PoseFormer

Pipeline

2D skeleton sequence --> Spatial Transformer --> Temporal Transformer --> Regression Head.

2D skeleton sequence

\(X\in R^{f\times (2J)}\), \(f\): 接受帧数, 感受野; \(J\): 关节点数; \(2\): 2D空间\((x, y)\).

\(x^i \in R^{1\times (2J)}\), 单个骨架关节点坐标向量.

Spatial Transformer

The spatial transformer module is to extract a high dimension feature embedding
from a single frame.

Spatial emedding(joint embedding)

对于单帧2D姿态\(x\in R^{1\times (2J)}\), Spatial Transformer Module把每个2D坐标\((x, y)\)作为
一个patch(ViT), 用一个线性投影将2D坐标投影至高纬空间. 接着加上表示关节位置信息的embedding,
作为输入交给Spatial Transformer学习关节点间空间信息.

记录数据.
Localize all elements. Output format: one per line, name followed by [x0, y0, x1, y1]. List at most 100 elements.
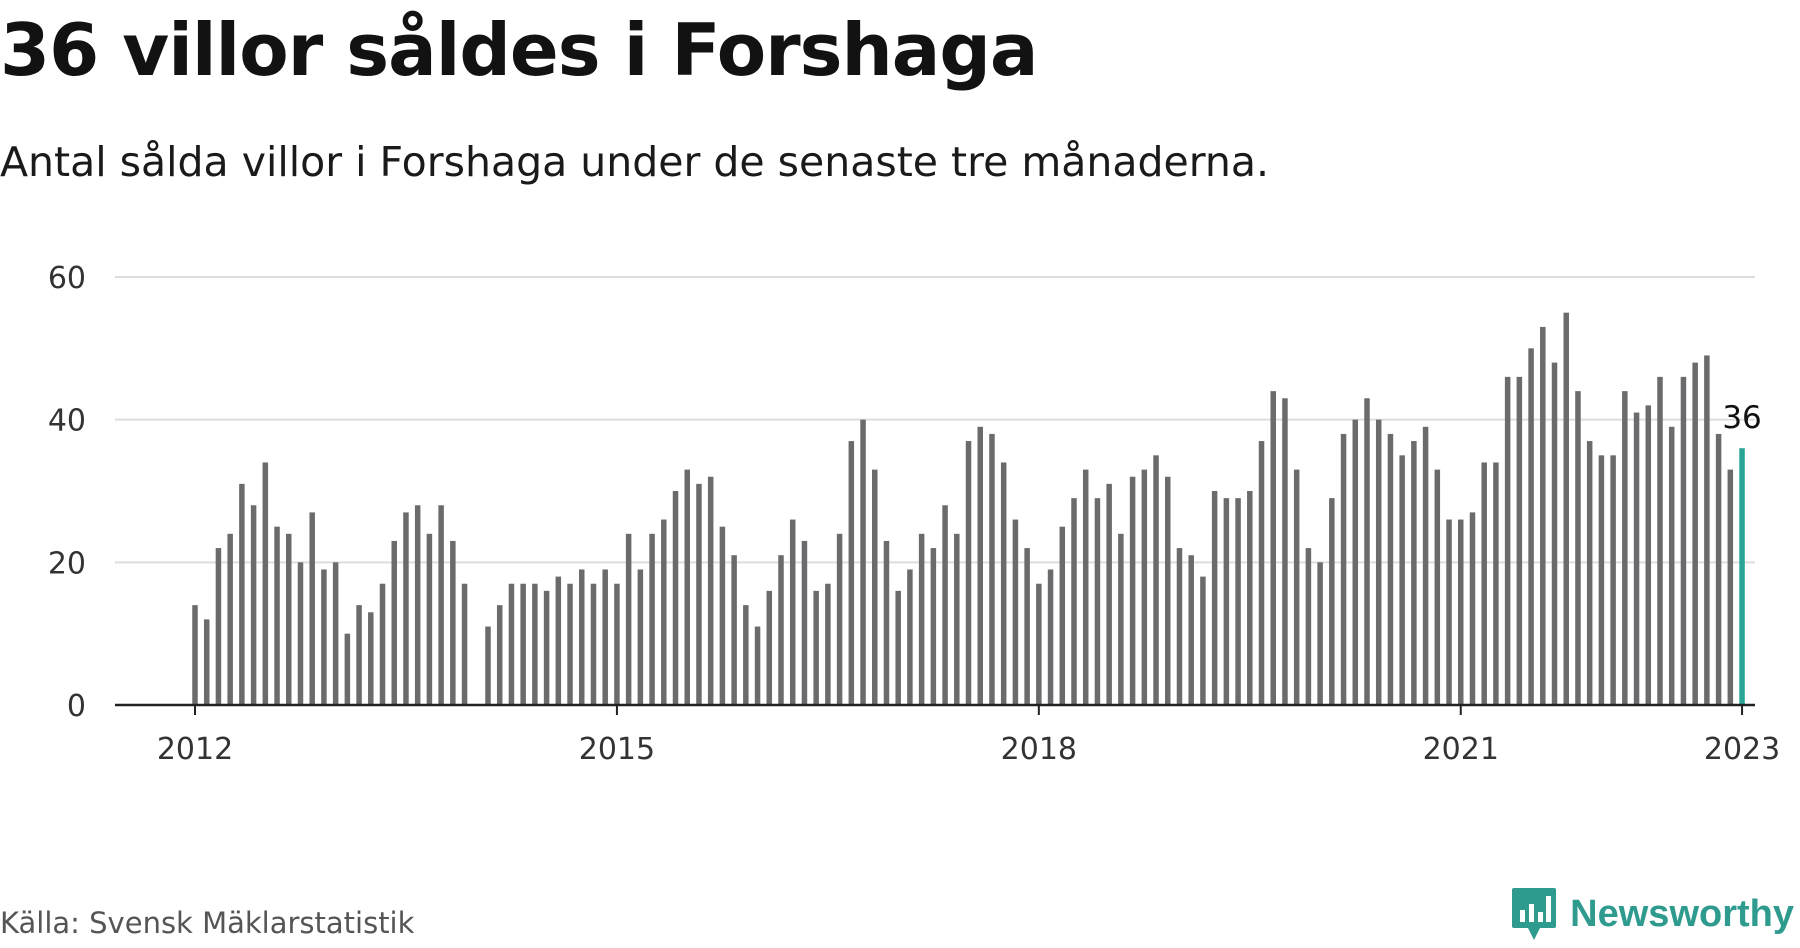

待完成. 从 PoseFormer 笔记的最后一句之后接着往下写。

任务答复.
\(x_i \in R^{1\times (2J)}\) -- linear transformation --> \(x_i \in R^{J\times c}\) -- positional embeddomh --> \(z_0^i \in R^{J\times C}\)

\(z_0 = [p^1E; p^2E; ...; p^JE] + E_{Spos}\), 其中\(p\)表示单个2D坐标\((x, y)\),
\(E\)表示线性投影矩阵, \(E_{Spos}\)表示positional embedding.

Self-attention

\(z_0\in R^{f\times c}\)作为输入进入Spatial Transformer模块, 由\(L\)个ViT模块堆叠而成.

\(z'_l = MSA(LN(z_{l-1})) + Z_{l - 1}, l = 1, 2, ..., L\)
\(z_l = MLP(LN(Z'_l) + Z'_l), l = 1, 2, ..., L\)
\(Y = LN(Z_L)\)

其中\(LN()\)表示layer normalization, \(Y\in R^(f\times c)\), 与输入维度相同.
即先对输入进行多头注意力, 再进入全连接. 每个输入进入网络前先进行层归一化, 输出网络后残差连接.

Temporal Transformer

The goal of the temporal transformer module is to model dependencies across the
sequence of frames.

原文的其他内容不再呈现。